Records from a data collection
— begin —

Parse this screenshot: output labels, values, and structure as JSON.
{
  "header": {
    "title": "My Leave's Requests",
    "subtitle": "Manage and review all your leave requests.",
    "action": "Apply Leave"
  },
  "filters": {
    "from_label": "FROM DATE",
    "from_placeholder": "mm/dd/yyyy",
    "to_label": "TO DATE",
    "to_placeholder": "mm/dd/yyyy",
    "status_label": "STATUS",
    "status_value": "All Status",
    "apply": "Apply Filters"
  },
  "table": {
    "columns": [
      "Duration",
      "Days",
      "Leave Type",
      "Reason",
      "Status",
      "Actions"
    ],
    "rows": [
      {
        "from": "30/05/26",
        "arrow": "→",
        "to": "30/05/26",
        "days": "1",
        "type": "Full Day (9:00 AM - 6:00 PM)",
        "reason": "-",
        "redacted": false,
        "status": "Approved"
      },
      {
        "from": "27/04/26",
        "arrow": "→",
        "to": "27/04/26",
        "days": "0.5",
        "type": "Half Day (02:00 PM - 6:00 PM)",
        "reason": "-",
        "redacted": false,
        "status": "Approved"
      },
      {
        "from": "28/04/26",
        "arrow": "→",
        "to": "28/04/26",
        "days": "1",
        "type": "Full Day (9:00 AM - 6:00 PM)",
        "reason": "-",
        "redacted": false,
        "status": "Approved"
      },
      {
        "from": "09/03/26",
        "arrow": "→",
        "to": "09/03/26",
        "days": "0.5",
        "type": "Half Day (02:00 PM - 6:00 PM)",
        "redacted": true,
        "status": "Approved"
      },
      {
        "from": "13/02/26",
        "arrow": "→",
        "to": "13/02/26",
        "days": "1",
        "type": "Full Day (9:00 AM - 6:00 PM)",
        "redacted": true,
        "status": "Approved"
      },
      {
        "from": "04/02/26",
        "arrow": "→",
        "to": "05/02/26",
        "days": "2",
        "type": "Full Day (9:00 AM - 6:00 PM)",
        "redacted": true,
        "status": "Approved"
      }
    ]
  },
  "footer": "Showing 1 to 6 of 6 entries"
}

— end —

Restate each entry exactly, skipping none.

- _SOLUTION_:
Parse this screenshot: output labels, values, and structure as JSON.
{
  "header": {
    "title": "My Leave's Requests",
    "subtitle": "Manage and review all your leave requests.",
    "action": "Apply Leave"
  },
  "filters": {
    "from_label": "FROM DATE",
    "from_placeholder": "mm/dd/yyyy",
    "to_label": "TO DATE",
    "to_placeholder": "mm/dd/yyyy",
    "status_label": "STATUS",
    "status_value": "All Status",
    "apply": "Apply Filters"
  },
  "table": {
    "columns": [
      "Duration",
      "Days",
      "Leave Type",
      "Reason",
      "Status",
      "Actions"
    ],
    "rows": [
      {
        "from": "30/05/26",
        "arrow": "→",
        "to": "30/05/26",
        "days": "1",
        "type": "Full Day (9:00 AM - 6:00 PM)",
        "reason": "-",
        "redacted": false,
        "status": "Approved"
      },
      {
        "from": "27/04/26",
        "arrow": "→",
        "to": "27/04/26",
        "days": "0.5",
        "type": "Half Day (02:00 PM - 6:00 PM)",
        "reason": "-",
        "redacted": false,
        "status": "Approved"
      },
      {
        "from": "28/04/26",
        "arrow": "→",
        "to": "28/04/26",
        "days": "1",
        "type": "Full Day (9:00 AM - 6:00 PM)",
        "reason": "-",
        "redacted": false,
        "status": "Approved"
      },
      {
        "from": "09/03/26",
        "arrow": "→",
        "to": "09/03/26",
        "days": "0.5",
        "type": "Half Day (02:00 PM - 6:00 PM)",
        "redacted": true,
        "status": "Approved"
      },
      {
        "from": "13/02/26",
        "arrow": "→",
        "to": "13/02/26",
        "days": "1",
        "type": "Full Day (9:00 AM - 6:00 PM)",
        "redacted": true,
        "status": "Approved"
      },
      {
        "from": "04/02/26",
        "arrow": "→",
        "to": "05/02/26",
        "days": "2",
        "type": "Full Day (9:00 AM - 6:00 PM)",
        "redacted": true,
        "status": "Approved"
      }
    ]
  },
  "footer": "Showing 1 to 6 of 6 entries"
}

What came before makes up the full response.